_Your instructions:_
Nothing should be left out: output all of the entries exactly.

___ Given information ___

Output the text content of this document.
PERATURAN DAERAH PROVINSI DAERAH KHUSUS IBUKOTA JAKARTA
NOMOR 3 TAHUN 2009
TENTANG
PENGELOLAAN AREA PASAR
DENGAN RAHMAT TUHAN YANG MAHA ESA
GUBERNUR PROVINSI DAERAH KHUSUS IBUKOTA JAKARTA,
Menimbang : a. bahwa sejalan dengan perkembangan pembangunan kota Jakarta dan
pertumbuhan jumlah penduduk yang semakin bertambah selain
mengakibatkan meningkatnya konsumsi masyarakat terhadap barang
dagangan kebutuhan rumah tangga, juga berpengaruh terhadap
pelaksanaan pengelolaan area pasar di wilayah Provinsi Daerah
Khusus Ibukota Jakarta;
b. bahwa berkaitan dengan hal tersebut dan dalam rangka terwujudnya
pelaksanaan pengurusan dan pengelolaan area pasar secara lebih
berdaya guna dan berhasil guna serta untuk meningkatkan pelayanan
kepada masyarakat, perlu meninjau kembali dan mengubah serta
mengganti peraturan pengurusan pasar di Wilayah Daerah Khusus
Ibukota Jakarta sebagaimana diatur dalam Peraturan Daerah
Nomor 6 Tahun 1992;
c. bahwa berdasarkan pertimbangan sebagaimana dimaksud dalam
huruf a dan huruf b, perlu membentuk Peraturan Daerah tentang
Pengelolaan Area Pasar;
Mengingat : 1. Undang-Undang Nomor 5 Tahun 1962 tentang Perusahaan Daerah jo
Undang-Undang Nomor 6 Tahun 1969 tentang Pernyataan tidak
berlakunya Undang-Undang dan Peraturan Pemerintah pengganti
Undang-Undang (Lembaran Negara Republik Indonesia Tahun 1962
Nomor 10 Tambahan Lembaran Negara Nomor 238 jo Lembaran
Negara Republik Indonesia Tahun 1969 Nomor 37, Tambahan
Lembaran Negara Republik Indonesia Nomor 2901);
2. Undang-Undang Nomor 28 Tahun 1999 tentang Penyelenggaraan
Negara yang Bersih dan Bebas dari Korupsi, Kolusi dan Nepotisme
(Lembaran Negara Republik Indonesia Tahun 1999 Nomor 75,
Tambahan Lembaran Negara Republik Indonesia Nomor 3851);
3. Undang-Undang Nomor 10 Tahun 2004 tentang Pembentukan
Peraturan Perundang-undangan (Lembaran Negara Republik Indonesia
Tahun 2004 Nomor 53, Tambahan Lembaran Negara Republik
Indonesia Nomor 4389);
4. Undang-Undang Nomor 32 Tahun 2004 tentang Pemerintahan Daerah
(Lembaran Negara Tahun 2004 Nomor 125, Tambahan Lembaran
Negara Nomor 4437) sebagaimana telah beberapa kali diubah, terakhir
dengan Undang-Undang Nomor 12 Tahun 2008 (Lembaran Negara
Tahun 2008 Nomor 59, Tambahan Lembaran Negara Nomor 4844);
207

___

_Output of the exercise:_
Output the text content of this document.
PERATURAN DAERAH PROVINSI DAERAH KHUSUS IBUKOTA JAKARTA
NOMOR 3 TAHUN 2009
TENTANG
PENGELOLAAN AREA PASAR
DENGAN RAHMAT TUHAN YANG MAHA ESA
GUBERNUR PROVINSI DAERAH KHUSUS IBUKOTA JAKARTA,
Menimbang : a. bahwa sejalan dengan perkembangan pembangunan kota Jakarta dan
pertumbuhan jumlah penduduk yang semakin bertambah selain
mengakibatkan meningkatnya konsumsi masyarakat terhadap barang
dagangan kebutuhan rumah tangga, juga berpengaruh terhadap
pelaksanaan pengelolaan area pasar di wilayah Provinsi Daerah
Khusus Ibukota Jakarta;
b. bahwa berkaitan dengan hal tersebut dan dalam rangka terwujudnya
pelaksanaan pengurusan dan pengelolaan area pasar secara lebih
berdaya guna dan berhasil guna serta untuk meningkatkan pelayanan
kepada masyarakat, perlu meninjau kembali dan mengubah serta
mengganti peraturan pengurusan pasar di Wilayah Daerah Khusus
Ibukota Jakarta sebagaimana diatur dalam Peraturan Daerah
Nomor 6 Tahun 1992;
c. bahwa berdasarkan pertimbangan sebagaimana dimaksud dalam
huruf a dan huruf b, perlu membentuk Peraturan Daerah tentang
Pengelolaan Area Pasar;
Mengingat : 1. Undang-Undang Nomor 5 Tahun 1962 tentang Perusahaan Daerah jo
Undang-Undang Nomor 6 Tahun 1969 tentang Pernyataan tidak
berlakunya Undang-Undang dan Peraturan Pemerintah pengganti
Undang-Undang (Lembaran Negara Republik Indonesia Tahun 1962
Nomor 10 Tambahan Lembaran Negara Nomor 238 jo Lembaran
Negara Republik Indonesia Tahun 1969 Nomor 37, Tambahan
Lembaran Negara Republik Indonesia Nomor 2901);
2. Undang-Undang Nomor 28 Tahun 1999 tentang Penyelenggaraan
Negara yang Bersih dan Bebas dari Korupsi, Kolusi dan Nepotisme
(Lembaran Negara Republik Indonesia Tahun 1999 Nomor 75,
Tambahan Lembaran Negara Republik Indonesia Nomor 3851);
3. Undang-Undang Nomor 10 Tahun 2004 tentang Pembentukan
Peraturan Perundang-undangan (Lembaran Negara Republik Indonesia
Tahun 2004 Nomor 53, Tambahan Lembaran Negara Republik
Indonesia Nomor 4389);
4. Undang-Undang Nomor 32 Tahun 2004 tentang Pemerintahan Daerah
(Lembaran Negara Tahun 2004 Nomor 125, Tambahan Lembaran
Negara Nomor 4437) sebagaimana telah beberapa kali diubah, terakhir
dengan Undang-Undang Nomor 12 Tahun 2008 (Lembaran Negara
Tahun 2008 Nomor 59, Tambahan Lembaran Negara Nomor 4844);
207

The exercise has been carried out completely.